- _DATA IN THIS EXERCISE_:

########

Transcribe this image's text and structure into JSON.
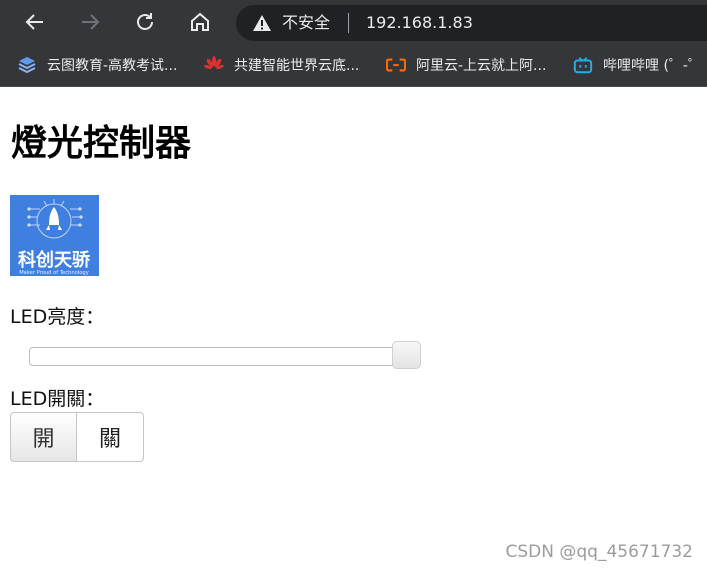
{
  "browser": {
    "security_label": "不安全",
    "url": "192.168.1.83",
    "bookmarks": [
      {
        "label": "云图教育-高教考试...",
        "icon": "cloud-stack-icon"
      },
      {
        "label": "共建智能世界云底...",
        "icon": "huawei-icon"
      },
      {
        "label": "阿里云-上云就上阿...",
        "icon": "aliyun-icon"
      },
      {
        "label": "哔哩哔哩 (゜-゜",
        "icon": "bilibili-icon"
      }
    ]
  },
  "page": {
    "title": "燈光控制器",
    "logo_text": "科创天骄",
    "logo_subtext": "Maker Proud of Technology",
    "brightness_label": "LED亮度：",
    "brightness_value": 1.0,
    "switch_label": "LED開關：",
    "on_label": "開",
    "off_label": "關",
    "watermark": "CSDN @qq_45671732"
  },
  "colors": {
    "chrome_bg": "#35363a",
    "omnibox_bg": "#202124",
    "logo_bg": "#3f7fe0"
  }
}
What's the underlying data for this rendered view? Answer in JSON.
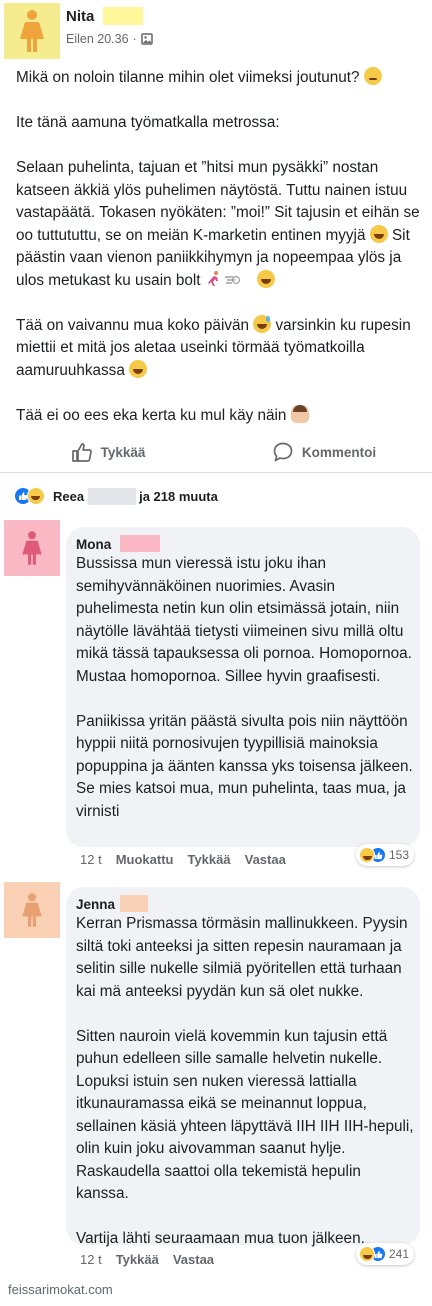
{
  "post": {
    "author": "Nita",
    "timestamp": "Eilen 20.36",
    "colors": {
      "avatar_bg": "#f5ec8f",
      "avatar_figure": "#f0a33a",
      "name_censor": "#fff79a"
    },
    "paragraphs": {
      "p1": "Mikä on noloin tilanne mihin olet viimeksi joutunut?",
      "p2": "Ite tänä aamuna työmatkalla metrossa:",
      "p3a": "Selaan puhelinta, tajuan et ”hitsi mun pysäkki” nostan katseen äkkiä ylös puhelimen näytöstä. Tuttu nainen istuu vastapäätä. Tokasen nyökäten: ”moi!” Sit tajusin et eihän se oo tuttututtu, se on meiän K-marketin entinen myyjä",
      "p3b": " Sit päästin vaan vienon paniikkihymyn ja  nopeempaa ylös ja ulos metukast ku usain bolt ",
      "p4a": "Tää on vaivannu mua koko päivän",
      "p4b": " varsinkin ku rupesin miettii et mitä jos aletaa useinki törmää työmatkoilla aamuruuhkassa ",
      "p5": "Tää ei oo ees eka kerta ku mul käy näin "
    },
    "actions": {
      "like": "Tykkää",
      "comment": "Kommentoi"
    }
  },
  "reactions": {
    "name": "Reea",
    "suffix": "ja 218 muuta"
  },
  "comments": [
    {
      "author": "Mona",
      "avatar_bg": "#f9b8c4",
      "figure_color": "#e05a7a",
      "censor_color": "#f9b8c4",
      "p1": "Bussissa mun vieressä istu joku ihan semihyvännäköinen nuorimies. Avasin puhelimesta netin kun olin etsimässä jotain, niin näytölle lävähtää tietysti viimeinen sivu millä oltu mikä tässä tapauksessa oli pornoa. Homopornoa. Mustaa homopornoa. Sillee hyvin graafisesti.",
      "p2": "Paniikissa yritän päästä sivulta pois niin näyttöön hyppii niitä pornosivujen tyypillisiä mainoksia popuppina ja äänten kanssa yks toisensa jälkeen. Se mies katsoi mua, mun puhelinta, taas mua, ja virnisti",
      "age": "12 t",
      "edited": "Muokattu",
      "like": "Tykkää",
      "reply": "Vastaa",
      "reaction_count": "153"
    },
    {
      "author": "Jenna",
      "avatar_bg": "#fad1b4",
      "figure_color": "#e9a070",
      "censor_color": "#fad1b4",
      "p1": "Kerran Prismassa törmäsin mallinukkeen. Pyysin siltä toki anteeksi ja sitten repesin nauramaan ja selitin sille nukelle silmiä pyöritellen että turhaan kai mä anteeksi pyydän kun sä olet nukke.",
      "p2": "Sitten nauroin vielä kovemmin kun tajusin että puhun edelleen sille samalle helvetin nukelle. Lopuksi istuin sen nuken vieressä lattialla itkunauramassa eikä se meinannut loppua, sellainen käsiä yhteen läpyttävä IIH IIH IIH-hepuli, olin kuin joku aivovamman saanut hylje. Raskaudella saattoi olla tekemistä hepulin kanssa.",
      "p3": "Vartija lähti seuraamaan mua tuon jälkeen.",
      "age": "12 t",
      "like": "Tykkää",
      "reply": "Vastaa",
      "reaction_count": "241"
    }
  ],
  "watermark": "feissarimokat.com"
}
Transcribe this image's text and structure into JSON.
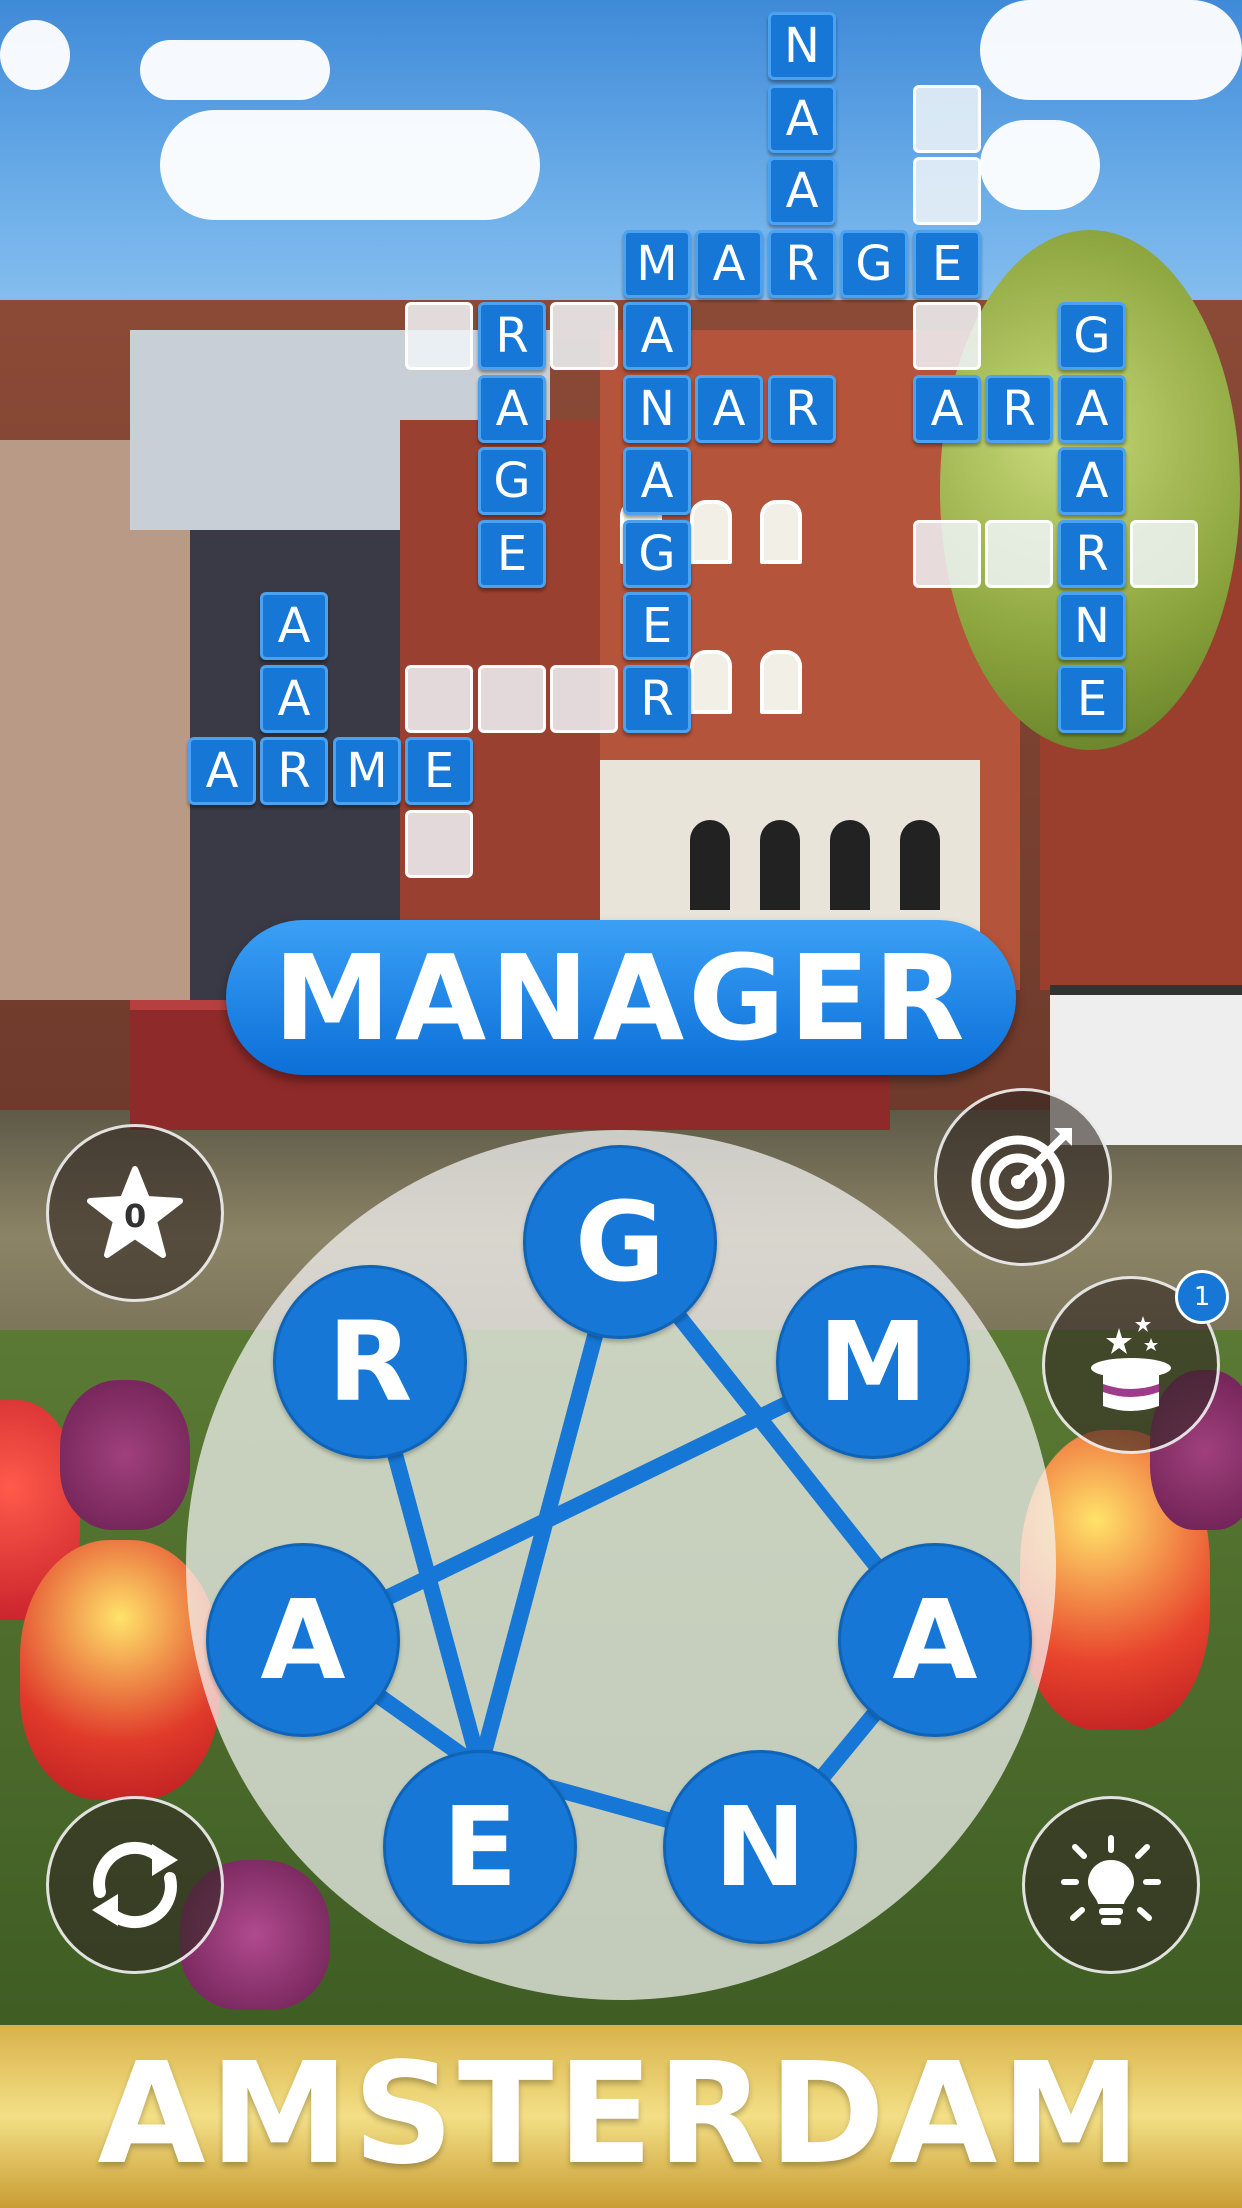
{
  "game": {
    "current_word": "MANAGER",
    "level_name": "AMSTERDAM",
    "wheel_letters": [
      "G",
      "M",
      "A",
      "N",
      "E",
      "A",
      "R"
    ],
    "stars_count": "0",
    "magic_hat_count": "1"
  },
  "crossword": {
    "tiles": [
      {
        "letter": "N",
        "col": 9,
        "row": 0
      },
      {
        "letter": "A",
        "col": 9,
        "row": 1
      },
      {
        "letter": "A",
        "col": 9,
        "row": 2
      },
      {
        "letter": "",
        "col": 11,
        "row": 1
      },
      {
        "letter": "",
        "col": 11,
        "row": 2
      },
      {
        "letter": "M",
        "col": 7,
        "row": 3
      },
      {
        "letter": "A",
        "col": 8,
        "row": 3
      },
      {
        "letter": "R",
        "col": 9,
        "row": 3
      },
      {
        "letter": "G",
        "col": 10,
        "row": 3
      },
      {
        "letter": "E",
        "col": 11,
        "row": 3
      },
      {
        "letter": "",
        "col": 4,
        "row": 4
      },
      {
        "letter": "R",
        "col": 5,
        "row": 4
      },
      {
        "letter": "",
        "col": 6,
        "row": 4
      },
      {
        "letter": "A",
        "col": 7,
        "row": 4
      },
      {
        "letter": "",
        "col": 11,
        "row": 4
      },
      {
        "letter": "G",
        "col": 13,
        "row": 4
      },
      {
        "letter": "A",
        "col": 5,
        "row": 5
      },
      {
        "letter": "N",
        "col": 7,
        "row": 5
      },
      {
        "letter": "A",
        "col": 8,
        "row": 5
      },
      {
        "letter": "R",
        "col": 9,
        "row": 5
      },
      {
        "letter": "A",
        "col": 11,
        "row": 5
      },
      {
        "letter": "R",
        "col": 12,
        "row": 5
      },
      {
        "letter": "A",
        "col": 13,
        "row": 5
      },
      {
        "letter": "G",
        "col": 5,
        "row": 6
      },
      {
        "letter": "A",
        "col": 7,
        "row": 6
      },
      {
        "letter": "A",
        "col": 13,
        "row": 6
      },
      {
        "letter": "E",
        "col": 5,
        "row": 7
      },
      {
        "letter": "G",
        "col": 7,
        "row": 7
      },
      {
        "letter": "",
        "col": 11,
        "row": 7
      },
      {
        "letter": "",
        "col": 12,
        "row": 7
      },
      {
        "letter": "R",
        "col": 13,
        "row": 7
      },
      {
        "letter": "",
        "col": 14,
        "row": 7
      },
      {
        "letter": "A",
        "col": 2,
        "row": 8
      },
      {
        "letter": "E",
        "col": 7,
        "row": 8
      },
      {
        "letter": "N",
        "col": 13,
        "row": 8
      },
      {
        "letter": "A",
        "col": 2,
        "row": 9
      },
      {
        "letter": "",
        "col": 4,
        "row": 9
      },
      {
        "letter": "",
        "col": 5,
        "row": 9
      },
      {
        "letter": "",
        "col": 6,
        "row": 9
      },
      {
        "letter": "R",
        "col": 7,
        "row": 9
      },
      {
        "letter": "E",
        "col": 13,
        "row": 9
      },
      {
        "letter": "A",
        "col": 1,
        "row": 10
      },
      {
        "letter": "R",
        "col": 2,
        "row": 10
      },
      {
        "letter": "M",
        "col": 3,
        "row": 10
      },
      {
        "letter": "E",
        "col": 4,
        "row": 10
      },
      {
        "letter": "",
        "col": 4,
        "row": 11
      }
    ]
  },
  "icons": {
    "star": "star-icon",
    "target": "target-icon",
    "magic_hat": "magic-hat-icon",
    "shuffle": "shuffle-icon",
    "hint": "lightbulb-icon"
  },
  "colors": {
    "tile_blue": "#1677d6",
    "banner_gold": "#e6c660",
    "wheel_line": "#1677d6"
  }
}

########

- _PROMPT_:
Say, as a bare number, how many lines in the entries above include the string "tajusin".

- _ANSWER FOR THIS EXERCISE_:
2